§ **Task prompt**: Quote the listing in full, exactly as given, minus any pictures.
[BEGIN Listed records]
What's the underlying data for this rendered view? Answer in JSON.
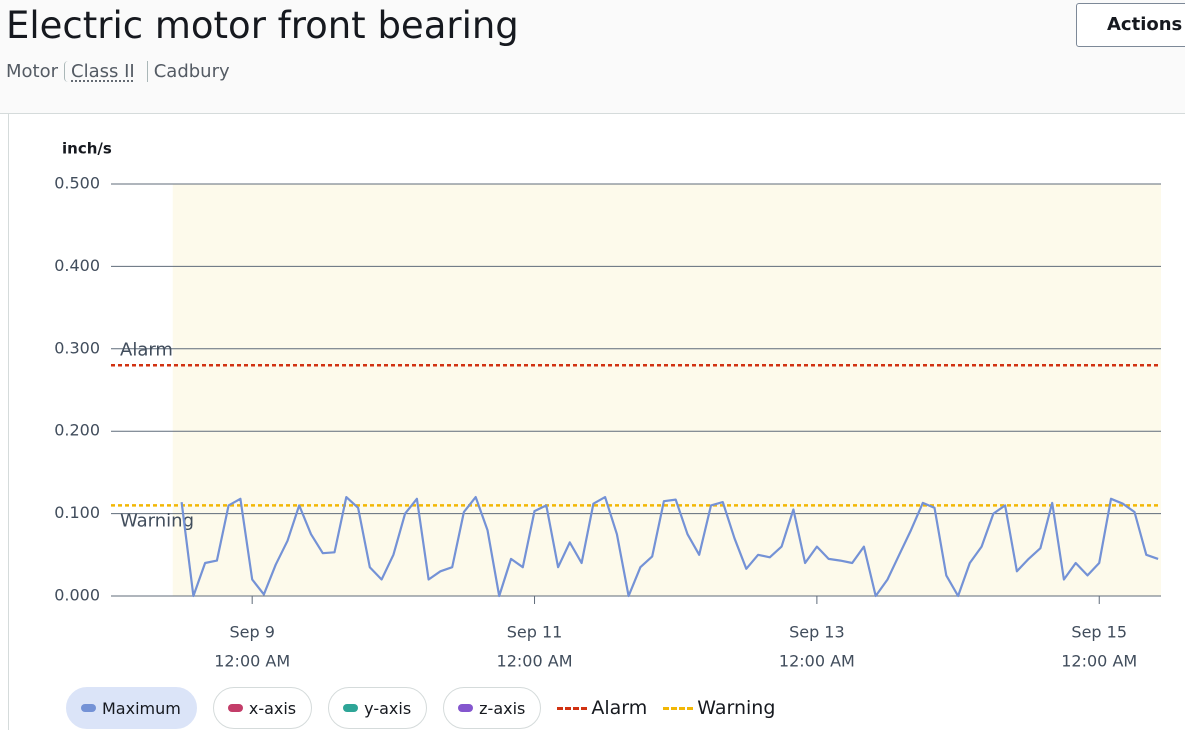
{
  "header": {
    "title": "Electric motor front bearing",
    "breadcrumbs": [
      "Motor",
      "Class II",
      "Cadbury"
    ],
    "action": "Actions"
  },
  "chart_data": {
    "type": "line",
    "y_label": "inch/s",
    "xlim": [
      "Sep 8 12:00 AM",
      "Sep 15 10:30 AM"
    ],
    "xticks": [
      {
        "value": "Sep 9 12:00 AM",
        "label": [
          "Sep 9",
          "12:00 AM"
        ]
      },
      {
        "value": "Sep 11 12:00 AM",
        "label": [
          "Sep 11",
          "12:00 AM"
        ]
      },
      {
        "value": "Sep 13 12:00 AM",
        "label": [
          "Sep 13",
          "12:00 AM"
        ]
      },
      {
        "value": "Sep 15 12:00 AM",
        "label": [
          "Sep 15",
          "12:00 AM"
        ]
      }
    ],
    "ylim": [
      0,
      0.5
    ],
    "yticks": [
      {
        "value": 0,
        "label": "0.000"
      },
      {
        "value": 0.1,
        "label": "0.100"
      },
      {
        "value": 0.2,
        "label": "0.200"
      },
      {
        "value": 0.3,
        "label": "0.300"
      },
      {
        "value": 0.4,
        "label": "0.400"
      },
      {
        "value": 0.5,
        "label": "0.500"
      }
    ],
    "grid": true,
    "shaded_range": [
      "Sep 8 10:30 AM",
      "Sep 15 10:30 AM"
    ],
    "x": [
      "Sep 8 12:00 PM",
      "Sep 8 2:00 PM",
      "Sep 8 4:00 PM",
      "Sep 8 6:00 PM",
      "Sep 8 8:00 PM",
      "Sep 8 10:00 PM",
      "Sep 9 12:00 AM",
      "Sep 9 2:00 AM",
      "Sep 9 4:00 AM",
      "Sep 9 6:00 AM",
      "Sep 9 8:00 AM",
      "Sep 9 10:00 AM",
      "Sep 9 12:00 PM",
      "Sep 9 2:00 PM",
      "Sep 9 4:00 PM",
      "Sep 9 6:00 PM",
      "Sep 9 8:00 PM",
      "Sep 9 10:00 PM",
      "Sep 10 12:00 AM",
      "Sep 10 2:00 AM",
      "Sep 10 4:00 AM",
      "Sep 10 6:00 AM",
      "Sep 10 8:00 AM",
      "Sep 10 10:00 AM",
      "Sep 10 12:00 PM",
      "Sep 10 2:00 PM",
      "Sep 10 4:00 PM",
      "Sep 10 6:00 PM",
      "Sep 10 8:00 PM",
      "Sep 10 10:00 PM",
      "Sep 11 12:00 AM",
      "Sep 11 2:00 AM",
      "Sep 11 4:00 AM",
      "Sep 11 6:00 AM",
      "Sep 11 8:00 AM",
      "Sep 11 10:00 AM",
      "Sep 11 12:00 PM",
      "Sep 11 2:00 PM",
      "Sep 11 4:00 PM",
      "Sep 11 6:00 PM",
      "Sep 11 8:00 PM",
      "Sep 11 10:00 PM",
      "Sep 12 12:00 AM",
      "Sep 12 2:00 AM",
      "Sep 12 4:00 AM",
      "Sep 12 6:00 AM",
      "Sep 12 8:00 AM",
      "Sep 12 10:00 AM",
      "Sep 12 12:00 PM",
      "Sep 12 2:00 PM",
      "Sep 12 4:00 PM",
      "Sep 12 6:00 PM",
      "Sep 12 8:00 PM",
      "Sep 12 10:00 PM",
      "Sep 13 12:00 AM",
      "Sep 13 2:00 AM",
      "Sep 13 4:00 AM",
      "Sep 13 6:00 AM",
      "Sep 13 8:00 AM",
      "Sep 13 10:00 AM",
      "Sep 13 12:00 PM",
      "Sep 13 2:00 PM",
      "Sep 13 4:00 PM",
      "Sep 13 6:00 PM",
      "Sep 13 8:00 PM",
      "Sep 13 10:00 PM",
      "Sep 14 12:00 AM",
      "Sep 14 2:00 AM",
      "Sep 14 4:00 AM",
      "Sep 14 6:00 AM",
      "Sep 14 8:00 AM",
      "Sep 14 10:00 AM",
      "Sep 14 12:00 PM",
      "Sep 14 2:00 PM",
      "Sep 14 4:00 PM",
      "Sep 14 6:00 PM",
      "Sep 14 8:00 PM",
      "Sep 14 10:00 PM",
      "Sep 15 12:00 AM",
      "Sep 15 2:00 AM",
      "Sep 15 4:00 AM",
      "Sep 15 6:00 AM",
      "Sep 15 8:00 AM",
      "Sep 15 10:00 AM"
    ],
    "series": [
      {
        "name": "Maximum",
        "color": "#7492d6",
        "values": [
          0.114,
          0,
          0.04,
          0.043,
          0.11,
          0.118,
          0.02,
          0.002,
          0.038,
          0.067,
          0.11,
          0.075,
          0.052,
          0.053,
          0.12,
          0.107,
          0.035,
          0.02,
          0.05,
          0.1,
          0.118,
          0.02,
          0.03,
          0.035,
          0.102,
          0.12,
          0.08,
          0,
          0.045,
          0.035,
          0.103,
          0.11,
          0.035,
          0.065,
          0.04,
          0.112,
          0.12,
          0.075,
          0,
          0.035,
          0.048,
          0.115,
          0.117,
          0.075,
          0.05,
          0.11,
          0.114,
          0.07,
          0.033,
          0.05,
          0.047,
          0.06,
          0.105,
          0.04,
          0.06,
          0.045,
          0.043,
          0.04,
          0.06,
          0,
          0.02,
          0.05,
          0.08,
          0.113,
          0.107,
          0.025,
          0,
          0.04,
          0.06,
          0.1,
          0.11,
          0.03,
          0.045,
          0.058,
          0.113,
          0.02,
          0.04,
          0.025,
          0.04,
          0.118,
          0.112,
          0.102,
          0.05,
          0.045
        ]
      }
    ],
    "legend_toggles": [
      {
        "name": "x-axis",
        "color": "#c33d69"
      },
      {
        "name": "y-axis",
        "color": "#2ea597"
      },
      {
        "name": "z-axis",
        "color": "#8456ce"
      }
    ],
    "thresholds": [
      {
        "name": "Alarm",
        "value": 0.28,
        "color": "#d13212"
      },
      {
        "name": "Warning",
        "value": 0.11,
        "color": "#f2b705"
      }
    ]
  }
}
[END Listed records]
§ **Problem solution**:
What's the underlying data for this rendered view? Answer in JSON.
{
  "header": {
    "title": "Electric motor front bearing",
    "breadcrumbs": [
      "Motor",
      "Class II",
      "Cadbury"
    ],
    "action": "Actions"
  },
  "chart_data": {
    "type": "line",
    "y_label": "inch/s",
    "xlim": [
      "Sep 8 12:00 AM",
      "Sep 15 10:30 AM"
    ],
    "xticks": [
      {
        "value": "Sep 9 12:00 AM",
        "label": [
          "Sep 9",
          "12:00 AM"
        ]
      },
      {
        "value": "Sep 11 12:00 AM",
        "label": [
          "Sep 11",
          "12:00 AM"
        ]
      },
      {
        "value": "Sep 13 12:00 AM",
        "label": [
          "Sep 13",
          "12:00 AM"
        ]
      },
      {
        "value": "Sep 15 12:00 AM",
        "label": [
          "Sep 15",
          "12:00 AM"
        ]
      }
    ],
    "ylim": [
      0,
      0.5
    ],
    "yticks": [
      {
        "value": 0,
        "label": "0.000"
      },
      {
        "value": 0.1,
        "label": "0.100"
      },
      {
        "value": 0.2,
        "label": "0.200"
      },
      {
        "value": 0.3,
        "label": "0.300"
      },
      {
        "value": 0.4,
        "label": "0.400"
      },
      {
        "value": 0.5,
        "label": "0.500"
      }
    ],
    "grid": true,
    "shaded_range": [
      "Sep 8 10:30 AM",
      "Sep 15 10:30 AM"
    ],
    "x": [
      "Sep 8 12:00 PM",
      "Sep 8 2:00 PM",
      "Sep 8 4:00 PM",
      "Sep 8 6:00 PM",
      "Sep 8 8:00 PM",
      "Sep 8 10:00 PM",
      "Sep 9 12:00 AM",
      "Sep 9 2:00 AM",
      "Sep 9 4:00 AM",
      "Sep 9 6:00 AM",
      "Sep 9 8:00 AM",
      "Sep 9 10:00 AM",
      "Sep 9 12:00 PM",
      "Sep 9 2:00 PM",
      "Sep 9 4:00 PM",
      "Sep 9 6:00 PM",
      "Sep 9 8:00 PM",
      "Sep 9 10:00 PM",
      "Sep 10 12:00 AM",
      "Sep 10 2:00 AM",
      "Sep 10 4:00 AM",
      "Sep 10 6:00 AM",
      "Sep 10 8:00 AM",
      "Sep 10 10:00 AM",
      "Sep 10 12:00 PM",
      "Sep 10 2:00 PM",
      "Sep 10 4:00 PM",
      "Sep 10 6:00 PM",
      "Sep 10 8:00 PM",
      "Sep 10 10:00 PM",
      "Sep 11 12:00 AM",
      "Sep 11 2:00 AM",
      "Sep 11 4:00 AM",
      "Sep 11 6:00 AM",
      "Sep 11 8:00 AM",
      "Sep 11 10:00 AM",
      "Sep 11 12:00 PM",
      "Sep 11 2:00 PM",
      "Sep 11 4:00 PM",
      "Sep 11 6:00 PM",
      "Sep 11 8:00 PM",
      "Sep 11 10:00 PM",
      "Sep 12 12:00 AM",
      "Sep 12 2:00 AM",
      "Sep 12 4:00 AM",
      "Sep 12 6:00 AM",
      "Sep 12 8:00 AM",
      "Sep 12 10:00 AM",
      "Sep 12 12:00 PM",
      "Sep 12 2:00 PM",
      "Sep 12 4:00 PM",
      "Sep 12 6:00 PM",
      "Sep 12 8:00 PM",
      "Sep 12 10:00 PM",
      "Sep 13 12:00 AM",
      "Sep 13 2:00 AM",
      "Sep 13 4:00 AM",
      "Sep 13 6:00 AM",
      "Sep 13 8:00 AM",
      "Sep 13 10:00 AM",
      "Sep 13 12:00 PM",
      "Sep 13 2:00 PM",
      "Sep 13 4:00 PM",
      "Sep 13 6:00 PM",
      "Sep 13 8:00 PM",
      "Sep 13 10:00 PM",
      "Sep 14 12:00 AM",
      "Sep 14 2:00 AM",
      "Sep 14 4:00 AM",
      "Sep 14 6:00 AM",
      "Sep 14 8:00 AM",
      "Sep 14 10:00 AM",
      "Sep 14 12:00 PM",
      "Sep 14 2:00 PM",
      "Sep 14 4:00 PM",
      "Sep 14 6:00 PM",
      "Sep 14 8:00 PM",
      "Sep 14 10:00 PM",
      "Sep 15 12:00 AM",
      "Sep 15 2:00 AM",
      "Sep 15 4:00 AM",
      "Sep 15 6:00 AM",
      "Sep 15 8:00 AM",
      "Sep 15 10:00 AM"
    ],
    "series": [
      {
        "name": "Maximum",
        "color": "#7492d6",
        "values": [
          0.114,
          0,
          0.04,
          0.043,
          0.11,
          0.118,
          0.02,
          0.002,
          0.038,
          0.067,
          0.11,
          0.075,
          0.052,
          0.053,
          0.12,
          0.107,
          0.035,
          0.02,
          0.05,
          0.1,
          0.118,
          0.02,
          0.03,
          0.035,
          0.102,
          0.12,
          0.08,
          0,
          0.045,
          0.035,
          0.103,
          0.11,
          0.035,
          0.065,
          0.04,
          0.112,
          0.12,
          0.075,
          0,
          0.035,
          0.048,
          0.115,
          0.117,
          0.075,
          0.05,
          0.11,
          0.114,
          0.07,
          0.033,
          0.05,
          0.047,
          0.06,
          0.105,
          0.04,
          0.06,
          0.045,
          0.043,
          0.04,
          0.06,
          0,
          0.02,
          0.05,
          0.08,
          0.113,
          0.107,
          0.025,
          0,
          0.04,
          0.06,
          0.1,
          0.11,
          0.03,
          0.045,
          0.058,
          0.113,
          0.02,
          0.04,
          0.025,
          0.04,
          0.118,
          0.112,
          0.102,
          0.05,
          0.045
        ]
      }
    ],
    "legend_toggles": [
      {
        "name": "x-axis",
        "color": "#c33d69"
      },
      {
        "name": "y-axis",
        "color": "#2ea597"
      },
      {
        "name": "z-axis",
        "color": "#8456ce"
      }
    ],
    "thresholds": [
      {
        "name": "Alarm",
        "value": 0.28,
        "color": "#d13212"
      },
      {
        "name": "Warning",
        "value": 0.11,
        "color": "#f2b705"
      }
    ]
  }
}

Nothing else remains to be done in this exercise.